Start of GIVEN INFORMATION

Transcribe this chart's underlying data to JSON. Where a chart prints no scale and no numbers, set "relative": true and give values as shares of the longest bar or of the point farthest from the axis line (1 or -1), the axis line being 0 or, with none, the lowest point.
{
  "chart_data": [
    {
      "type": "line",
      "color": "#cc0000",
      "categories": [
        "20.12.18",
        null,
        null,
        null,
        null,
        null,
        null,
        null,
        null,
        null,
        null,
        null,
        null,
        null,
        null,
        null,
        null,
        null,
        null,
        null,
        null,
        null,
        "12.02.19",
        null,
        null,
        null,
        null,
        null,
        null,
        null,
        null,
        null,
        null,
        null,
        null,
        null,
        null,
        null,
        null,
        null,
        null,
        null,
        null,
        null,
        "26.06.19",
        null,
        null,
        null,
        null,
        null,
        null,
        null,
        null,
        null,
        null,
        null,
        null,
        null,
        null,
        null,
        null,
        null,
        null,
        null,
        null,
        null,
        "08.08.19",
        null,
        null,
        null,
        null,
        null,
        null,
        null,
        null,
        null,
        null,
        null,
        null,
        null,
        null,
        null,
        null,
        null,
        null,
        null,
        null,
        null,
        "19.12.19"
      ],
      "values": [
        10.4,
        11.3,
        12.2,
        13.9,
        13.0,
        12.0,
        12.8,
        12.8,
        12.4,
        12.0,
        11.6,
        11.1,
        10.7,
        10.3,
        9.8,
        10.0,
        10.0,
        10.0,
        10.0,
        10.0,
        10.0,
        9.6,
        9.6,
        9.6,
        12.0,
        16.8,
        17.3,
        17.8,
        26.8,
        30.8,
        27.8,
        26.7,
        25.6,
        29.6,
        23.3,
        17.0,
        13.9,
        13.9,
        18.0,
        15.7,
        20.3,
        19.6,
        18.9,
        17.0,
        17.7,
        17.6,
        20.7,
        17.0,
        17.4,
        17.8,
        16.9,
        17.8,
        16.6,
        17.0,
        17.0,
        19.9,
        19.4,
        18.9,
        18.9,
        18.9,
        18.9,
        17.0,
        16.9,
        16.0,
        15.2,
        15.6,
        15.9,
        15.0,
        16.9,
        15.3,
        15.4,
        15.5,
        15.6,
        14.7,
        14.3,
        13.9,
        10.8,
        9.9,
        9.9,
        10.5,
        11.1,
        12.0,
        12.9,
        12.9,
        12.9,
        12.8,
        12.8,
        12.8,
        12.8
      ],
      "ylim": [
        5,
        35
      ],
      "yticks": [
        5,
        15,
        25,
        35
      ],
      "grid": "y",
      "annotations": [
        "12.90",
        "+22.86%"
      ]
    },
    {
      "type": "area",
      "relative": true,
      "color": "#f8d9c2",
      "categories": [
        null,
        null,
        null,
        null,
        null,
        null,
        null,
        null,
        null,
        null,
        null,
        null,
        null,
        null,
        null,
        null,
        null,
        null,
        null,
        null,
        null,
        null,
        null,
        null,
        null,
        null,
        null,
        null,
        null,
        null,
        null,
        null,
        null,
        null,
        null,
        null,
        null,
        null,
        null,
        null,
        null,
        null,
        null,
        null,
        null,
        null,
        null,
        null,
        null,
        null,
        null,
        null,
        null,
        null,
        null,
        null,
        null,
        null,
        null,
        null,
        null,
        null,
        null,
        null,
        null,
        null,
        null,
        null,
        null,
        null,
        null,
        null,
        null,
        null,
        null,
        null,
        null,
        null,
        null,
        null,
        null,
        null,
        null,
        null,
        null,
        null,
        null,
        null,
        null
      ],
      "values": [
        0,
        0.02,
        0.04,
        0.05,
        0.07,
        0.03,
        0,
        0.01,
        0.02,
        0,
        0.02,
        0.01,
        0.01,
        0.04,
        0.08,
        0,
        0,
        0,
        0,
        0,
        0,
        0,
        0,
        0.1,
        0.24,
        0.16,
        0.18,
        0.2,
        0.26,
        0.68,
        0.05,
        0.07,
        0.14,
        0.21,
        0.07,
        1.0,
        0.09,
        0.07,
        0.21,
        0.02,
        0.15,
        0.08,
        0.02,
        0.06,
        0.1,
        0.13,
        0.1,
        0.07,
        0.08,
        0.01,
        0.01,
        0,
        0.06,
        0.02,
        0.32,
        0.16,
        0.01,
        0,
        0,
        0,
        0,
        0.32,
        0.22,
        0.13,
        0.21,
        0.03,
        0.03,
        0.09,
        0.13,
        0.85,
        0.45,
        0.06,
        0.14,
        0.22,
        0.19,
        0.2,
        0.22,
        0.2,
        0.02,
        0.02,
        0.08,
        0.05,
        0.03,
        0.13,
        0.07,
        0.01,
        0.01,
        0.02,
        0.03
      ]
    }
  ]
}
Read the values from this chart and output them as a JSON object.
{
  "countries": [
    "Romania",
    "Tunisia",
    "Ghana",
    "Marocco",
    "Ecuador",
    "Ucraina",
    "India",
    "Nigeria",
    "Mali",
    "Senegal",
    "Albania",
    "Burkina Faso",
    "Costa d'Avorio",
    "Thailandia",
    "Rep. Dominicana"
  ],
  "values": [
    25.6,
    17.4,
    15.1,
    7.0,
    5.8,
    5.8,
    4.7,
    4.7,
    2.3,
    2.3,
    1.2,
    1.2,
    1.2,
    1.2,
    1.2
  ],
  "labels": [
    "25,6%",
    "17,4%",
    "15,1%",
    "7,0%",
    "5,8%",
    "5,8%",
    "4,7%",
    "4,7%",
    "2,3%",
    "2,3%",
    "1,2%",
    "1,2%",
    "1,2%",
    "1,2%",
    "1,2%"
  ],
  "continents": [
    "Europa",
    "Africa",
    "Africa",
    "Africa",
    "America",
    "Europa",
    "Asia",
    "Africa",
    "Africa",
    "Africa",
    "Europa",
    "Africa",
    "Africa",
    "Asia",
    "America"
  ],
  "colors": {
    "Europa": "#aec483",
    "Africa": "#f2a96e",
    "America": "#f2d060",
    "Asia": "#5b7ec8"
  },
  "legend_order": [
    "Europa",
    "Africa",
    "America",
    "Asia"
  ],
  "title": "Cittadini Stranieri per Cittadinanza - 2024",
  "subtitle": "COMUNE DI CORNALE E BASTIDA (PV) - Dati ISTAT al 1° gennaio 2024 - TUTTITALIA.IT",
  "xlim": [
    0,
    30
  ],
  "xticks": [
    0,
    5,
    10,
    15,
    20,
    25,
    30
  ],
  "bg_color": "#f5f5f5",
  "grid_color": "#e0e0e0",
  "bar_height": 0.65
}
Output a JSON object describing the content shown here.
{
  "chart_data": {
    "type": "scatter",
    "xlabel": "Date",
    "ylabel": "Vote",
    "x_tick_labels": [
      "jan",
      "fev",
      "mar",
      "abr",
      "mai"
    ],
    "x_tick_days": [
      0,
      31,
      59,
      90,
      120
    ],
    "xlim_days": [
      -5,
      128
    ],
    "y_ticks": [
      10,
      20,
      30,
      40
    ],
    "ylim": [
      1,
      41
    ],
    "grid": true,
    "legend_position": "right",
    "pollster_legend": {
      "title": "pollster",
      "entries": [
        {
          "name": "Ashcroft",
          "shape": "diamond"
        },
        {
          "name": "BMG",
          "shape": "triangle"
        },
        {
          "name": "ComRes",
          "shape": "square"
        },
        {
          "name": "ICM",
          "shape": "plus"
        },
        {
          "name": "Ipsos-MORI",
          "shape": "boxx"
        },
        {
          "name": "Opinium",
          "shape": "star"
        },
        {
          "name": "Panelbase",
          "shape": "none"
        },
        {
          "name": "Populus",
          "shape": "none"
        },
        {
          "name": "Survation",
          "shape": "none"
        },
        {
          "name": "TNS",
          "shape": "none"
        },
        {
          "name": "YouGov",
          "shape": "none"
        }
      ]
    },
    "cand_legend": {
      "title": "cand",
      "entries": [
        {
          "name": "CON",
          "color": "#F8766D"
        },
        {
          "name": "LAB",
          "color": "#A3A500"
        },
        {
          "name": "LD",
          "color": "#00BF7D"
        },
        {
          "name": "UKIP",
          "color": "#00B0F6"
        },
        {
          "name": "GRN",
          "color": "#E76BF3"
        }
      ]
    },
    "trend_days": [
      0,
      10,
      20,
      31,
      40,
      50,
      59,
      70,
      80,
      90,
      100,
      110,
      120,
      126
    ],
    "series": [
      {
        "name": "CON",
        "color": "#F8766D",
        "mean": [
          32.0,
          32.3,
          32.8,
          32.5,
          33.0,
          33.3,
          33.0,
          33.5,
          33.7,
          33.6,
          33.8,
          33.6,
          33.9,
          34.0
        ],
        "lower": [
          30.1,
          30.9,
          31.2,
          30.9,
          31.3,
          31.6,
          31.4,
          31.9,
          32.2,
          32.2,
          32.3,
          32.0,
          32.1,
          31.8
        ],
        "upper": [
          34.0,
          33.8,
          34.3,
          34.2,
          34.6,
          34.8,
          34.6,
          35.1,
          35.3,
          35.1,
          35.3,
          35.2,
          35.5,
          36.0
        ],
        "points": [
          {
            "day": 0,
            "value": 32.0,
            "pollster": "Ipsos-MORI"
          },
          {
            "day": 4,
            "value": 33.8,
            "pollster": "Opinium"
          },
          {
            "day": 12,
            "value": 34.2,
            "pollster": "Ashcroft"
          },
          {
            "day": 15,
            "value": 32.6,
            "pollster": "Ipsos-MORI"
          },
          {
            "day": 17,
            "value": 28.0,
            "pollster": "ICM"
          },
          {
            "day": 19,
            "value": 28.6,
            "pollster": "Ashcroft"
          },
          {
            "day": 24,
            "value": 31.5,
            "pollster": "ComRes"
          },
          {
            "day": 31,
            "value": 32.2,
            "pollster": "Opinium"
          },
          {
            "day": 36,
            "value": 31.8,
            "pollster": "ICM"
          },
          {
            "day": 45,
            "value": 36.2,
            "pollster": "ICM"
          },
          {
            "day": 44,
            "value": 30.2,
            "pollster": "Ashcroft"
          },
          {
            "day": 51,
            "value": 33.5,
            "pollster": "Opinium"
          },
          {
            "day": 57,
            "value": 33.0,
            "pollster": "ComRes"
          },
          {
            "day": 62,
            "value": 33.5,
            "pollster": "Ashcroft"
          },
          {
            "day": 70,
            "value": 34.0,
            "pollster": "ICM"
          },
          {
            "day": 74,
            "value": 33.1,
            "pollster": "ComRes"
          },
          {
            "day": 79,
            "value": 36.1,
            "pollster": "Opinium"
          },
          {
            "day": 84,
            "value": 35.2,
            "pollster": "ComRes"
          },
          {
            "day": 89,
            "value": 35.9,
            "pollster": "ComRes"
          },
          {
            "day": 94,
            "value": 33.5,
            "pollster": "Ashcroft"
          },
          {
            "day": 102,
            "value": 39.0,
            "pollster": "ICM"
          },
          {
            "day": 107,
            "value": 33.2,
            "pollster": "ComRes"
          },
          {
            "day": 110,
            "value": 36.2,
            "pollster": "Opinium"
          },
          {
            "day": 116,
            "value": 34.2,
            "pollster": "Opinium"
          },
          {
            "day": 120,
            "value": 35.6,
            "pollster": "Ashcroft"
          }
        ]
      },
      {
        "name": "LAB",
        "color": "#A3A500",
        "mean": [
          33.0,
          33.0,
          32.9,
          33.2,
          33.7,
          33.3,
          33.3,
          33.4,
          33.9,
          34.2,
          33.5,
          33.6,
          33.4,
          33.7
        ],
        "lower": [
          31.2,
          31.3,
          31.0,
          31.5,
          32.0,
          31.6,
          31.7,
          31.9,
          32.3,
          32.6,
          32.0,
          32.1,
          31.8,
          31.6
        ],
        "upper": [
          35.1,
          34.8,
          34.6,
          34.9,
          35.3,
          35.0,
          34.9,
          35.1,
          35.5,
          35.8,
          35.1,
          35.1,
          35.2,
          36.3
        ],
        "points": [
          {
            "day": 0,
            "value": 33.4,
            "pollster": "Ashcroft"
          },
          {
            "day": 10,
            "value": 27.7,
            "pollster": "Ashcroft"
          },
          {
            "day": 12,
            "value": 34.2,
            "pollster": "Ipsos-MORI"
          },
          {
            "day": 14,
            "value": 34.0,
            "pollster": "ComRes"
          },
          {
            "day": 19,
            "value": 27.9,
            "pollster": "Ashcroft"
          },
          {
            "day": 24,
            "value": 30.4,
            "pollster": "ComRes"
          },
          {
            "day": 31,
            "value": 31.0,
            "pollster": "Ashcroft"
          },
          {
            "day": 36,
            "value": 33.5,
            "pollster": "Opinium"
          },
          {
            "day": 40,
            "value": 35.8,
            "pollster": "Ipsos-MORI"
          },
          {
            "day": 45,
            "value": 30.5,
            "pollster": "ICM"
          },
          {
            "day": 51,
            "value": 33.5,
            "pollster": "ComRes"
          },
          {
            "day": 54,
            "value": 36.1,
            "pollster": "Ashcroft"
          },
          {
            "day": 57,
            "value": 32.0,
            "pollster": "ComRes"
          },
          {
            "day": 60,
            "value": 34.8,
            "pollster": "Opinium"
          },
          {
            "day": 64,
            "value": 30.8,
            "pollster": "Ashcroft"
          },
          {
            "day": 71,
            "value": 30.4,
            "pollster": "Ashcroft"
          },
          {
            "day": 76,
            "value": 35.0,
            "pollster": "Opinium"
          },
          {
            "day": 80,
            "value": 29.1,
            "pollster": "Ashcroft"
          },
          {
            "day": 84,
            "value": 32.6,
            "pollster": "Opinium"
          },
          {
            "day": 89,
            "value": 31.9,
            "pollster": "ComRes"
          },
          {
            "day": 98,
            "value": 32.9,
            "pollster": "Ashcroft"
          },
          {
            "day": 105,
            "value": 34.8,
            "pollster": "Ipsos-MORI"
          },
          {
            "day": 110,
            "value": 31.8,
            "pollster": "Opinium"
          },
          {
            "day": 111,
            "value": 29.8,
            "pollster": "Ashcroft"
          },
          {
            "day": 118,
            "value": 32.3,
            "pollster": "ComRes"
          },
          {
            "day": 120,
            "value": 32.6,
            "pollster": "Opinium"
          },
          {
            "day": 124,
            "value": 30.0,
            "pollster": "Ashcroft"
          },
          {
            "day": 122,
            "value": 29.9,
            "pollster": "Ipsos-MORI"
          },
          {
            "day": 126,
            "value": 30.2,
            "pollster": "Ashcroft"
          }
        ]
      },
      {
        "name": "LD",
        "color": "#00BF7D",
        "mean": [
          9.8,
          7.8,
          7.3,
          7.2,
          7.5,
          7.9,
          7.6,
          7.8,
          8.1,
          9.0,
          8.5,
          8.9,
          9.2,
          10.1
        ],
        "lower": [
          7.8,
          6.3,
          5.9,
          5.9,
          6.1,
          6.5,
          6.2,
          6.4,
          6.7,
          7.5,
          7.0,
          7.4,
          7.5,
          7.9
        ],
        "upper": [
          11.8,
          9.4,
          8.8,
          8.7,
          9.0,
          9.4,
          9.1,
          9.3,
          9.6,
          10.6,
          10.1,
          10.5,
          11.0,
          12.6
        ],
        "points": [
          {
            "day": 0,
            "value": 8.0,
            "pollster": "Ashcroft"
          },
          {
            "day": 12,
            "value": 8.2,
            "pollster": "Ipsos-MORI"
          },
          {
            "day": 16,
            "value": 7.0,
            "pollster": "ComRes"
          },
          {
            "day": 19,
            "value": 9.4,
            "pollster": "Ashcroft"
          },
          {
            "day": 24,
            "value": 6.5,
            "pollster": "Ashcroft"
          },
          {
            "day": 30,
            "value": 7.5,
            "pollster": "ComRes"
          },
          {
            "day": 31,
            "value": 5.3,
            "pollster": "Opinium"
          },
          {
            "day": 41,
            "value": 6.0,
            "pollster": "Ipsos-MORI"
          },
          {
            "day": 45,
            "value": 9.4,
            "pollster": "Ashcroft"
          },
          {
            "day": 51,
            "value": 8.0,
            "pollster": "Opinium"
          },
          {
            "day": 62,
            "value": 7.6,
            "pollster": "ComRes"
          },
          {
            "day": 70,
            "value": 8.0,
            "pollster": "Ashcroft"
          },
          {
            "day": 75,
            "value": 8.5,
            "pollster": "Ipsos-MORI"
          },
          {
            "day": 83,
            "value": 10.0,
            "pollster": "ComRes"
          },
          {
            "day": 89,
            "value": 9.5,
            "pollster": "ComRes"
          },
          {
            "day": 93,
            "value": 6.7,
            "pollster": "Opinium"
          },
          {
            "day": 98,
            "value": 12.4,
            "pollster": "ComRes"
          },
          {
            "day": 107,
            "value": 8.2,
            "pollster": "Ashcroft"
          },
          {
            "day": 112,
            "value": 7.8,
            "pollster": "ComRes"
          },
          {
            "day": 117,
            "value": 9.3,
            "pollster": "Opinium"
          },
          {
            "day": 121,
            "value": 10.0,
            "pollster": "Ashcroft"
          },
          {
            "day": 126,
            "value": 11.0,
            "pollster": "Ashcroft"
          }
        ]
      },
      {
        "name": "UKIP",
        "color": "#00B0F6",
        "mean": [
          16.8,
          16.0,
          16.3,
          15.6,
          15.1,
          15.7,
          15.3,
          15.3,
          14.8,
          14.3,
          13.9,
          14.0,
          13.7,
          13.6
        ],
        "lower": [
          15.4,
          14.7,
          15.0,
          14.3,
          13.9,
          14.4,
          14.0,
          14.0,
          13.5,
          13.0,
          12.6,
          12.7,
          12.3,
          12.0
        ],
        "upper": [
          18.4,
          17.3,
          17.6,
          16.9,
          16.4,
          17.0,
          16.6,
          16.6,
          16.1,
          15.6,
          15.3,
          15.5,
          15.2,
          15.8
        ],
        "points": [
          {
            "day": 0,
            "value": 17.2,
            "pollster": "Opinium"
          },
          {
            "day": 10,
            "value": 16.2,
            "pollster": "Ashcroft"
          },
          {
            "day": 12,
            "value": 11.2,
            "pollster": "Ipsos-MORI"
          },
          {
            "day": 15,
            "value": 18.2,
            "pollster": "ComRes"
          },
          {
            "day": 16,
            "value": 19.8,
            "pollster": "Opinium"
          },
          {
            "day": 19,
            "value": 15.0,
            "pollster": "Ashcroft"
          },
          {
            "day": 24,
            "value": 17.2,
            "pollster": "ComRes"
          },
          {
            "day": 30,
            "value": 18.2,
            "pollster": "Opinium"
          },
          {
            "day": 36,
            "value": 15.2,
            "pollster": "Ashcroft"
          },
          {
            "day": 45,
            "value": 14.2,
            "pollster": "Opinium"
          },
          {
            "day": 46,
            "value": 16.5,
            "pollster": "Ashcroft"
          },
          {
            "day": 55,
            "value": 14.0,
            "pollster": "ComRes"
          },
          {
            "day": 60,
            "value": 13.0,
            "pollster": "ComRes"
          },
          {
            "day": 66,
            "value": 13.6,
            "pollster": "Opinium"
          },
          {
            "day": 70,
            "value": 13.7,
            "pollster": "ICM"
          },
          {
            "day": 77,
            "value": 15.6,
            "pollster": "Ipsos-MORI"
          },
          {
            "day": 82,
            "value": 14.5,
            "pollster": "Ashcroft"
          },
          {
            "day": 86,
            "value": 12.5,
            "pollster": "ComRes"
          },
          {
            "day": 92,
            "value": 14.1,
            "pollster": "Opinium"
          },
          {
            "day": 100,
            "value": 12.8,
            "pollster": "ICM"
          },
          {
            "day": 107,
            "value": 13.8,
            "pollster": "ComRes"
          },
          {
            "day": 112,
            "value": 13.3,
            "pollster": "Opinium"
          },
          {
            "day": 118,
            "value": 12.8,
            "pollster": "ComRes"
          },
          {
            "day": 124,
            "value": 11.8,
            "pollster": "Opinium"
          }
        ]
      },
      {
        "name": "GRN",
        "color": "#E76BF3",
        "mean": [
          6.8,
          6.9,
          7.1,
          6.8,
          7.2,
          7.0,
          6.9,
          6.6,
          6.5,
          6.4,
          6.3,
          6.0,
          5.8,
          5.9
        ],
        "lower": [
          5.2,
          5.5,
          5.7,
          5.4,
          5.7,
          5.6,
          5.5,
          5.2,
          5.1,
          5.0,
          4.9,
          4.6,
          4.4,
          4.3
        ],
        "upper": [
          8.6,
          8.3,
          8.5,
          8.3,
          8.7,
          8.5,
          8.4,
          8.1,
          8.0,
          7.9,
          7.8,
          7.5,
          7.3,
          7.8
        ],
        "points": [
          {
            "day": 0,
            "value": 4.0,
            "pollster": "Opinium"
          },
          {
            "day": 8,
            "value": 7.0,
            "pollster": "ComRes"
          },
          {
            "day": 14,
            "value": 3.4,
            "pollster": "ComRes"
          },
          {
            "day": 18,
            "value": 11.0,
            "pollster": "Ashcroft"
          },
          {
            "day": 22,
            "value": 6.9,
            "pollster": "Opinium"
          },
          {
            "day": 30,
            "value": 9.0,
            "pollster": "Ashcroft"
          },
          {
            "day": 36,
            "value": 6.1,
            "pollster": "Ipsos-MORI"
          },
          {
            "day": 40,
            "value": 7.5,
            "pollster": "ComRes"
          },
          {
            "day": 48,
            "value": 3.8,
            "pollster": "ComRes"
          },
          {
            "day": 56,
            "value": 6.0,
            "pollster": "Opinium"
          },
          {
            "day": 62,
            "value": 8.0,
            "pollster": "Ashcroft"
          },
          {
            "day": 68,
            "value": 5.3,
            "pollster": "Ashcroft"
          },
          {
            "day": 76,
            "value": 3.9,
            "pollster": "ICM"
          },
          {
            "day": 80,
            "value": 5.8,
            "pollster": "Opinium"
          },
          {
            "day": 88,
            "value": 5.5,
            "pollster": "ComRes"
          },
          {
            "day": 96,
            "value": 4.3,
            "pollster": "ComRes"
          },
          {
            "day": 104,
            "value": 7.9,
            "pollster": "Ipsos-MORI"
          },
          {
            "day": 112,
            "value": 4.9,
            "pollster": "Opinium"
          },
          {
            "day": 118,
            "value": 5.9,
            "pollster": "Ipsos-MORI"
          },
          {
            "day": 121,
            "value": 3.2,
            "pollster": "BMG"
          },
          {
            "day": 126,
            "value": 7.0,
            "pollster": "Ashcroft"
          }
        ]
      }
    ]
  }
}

End of GIVEN INFORMATION

TASK BRIEF
Gather up the lines containing the word "this" from these records and copy them.

TASK OUTPUT
Transcribe this chart's underlying data to JSON. Where a chart prints no scale and no numbers, set "relative": true and give values as shares of the longest bar or of the point farthest from the axis line (1 or -1), the axis line being 0 or, with none, the lowest point.
Read the values from this chart and output them as a JSON object.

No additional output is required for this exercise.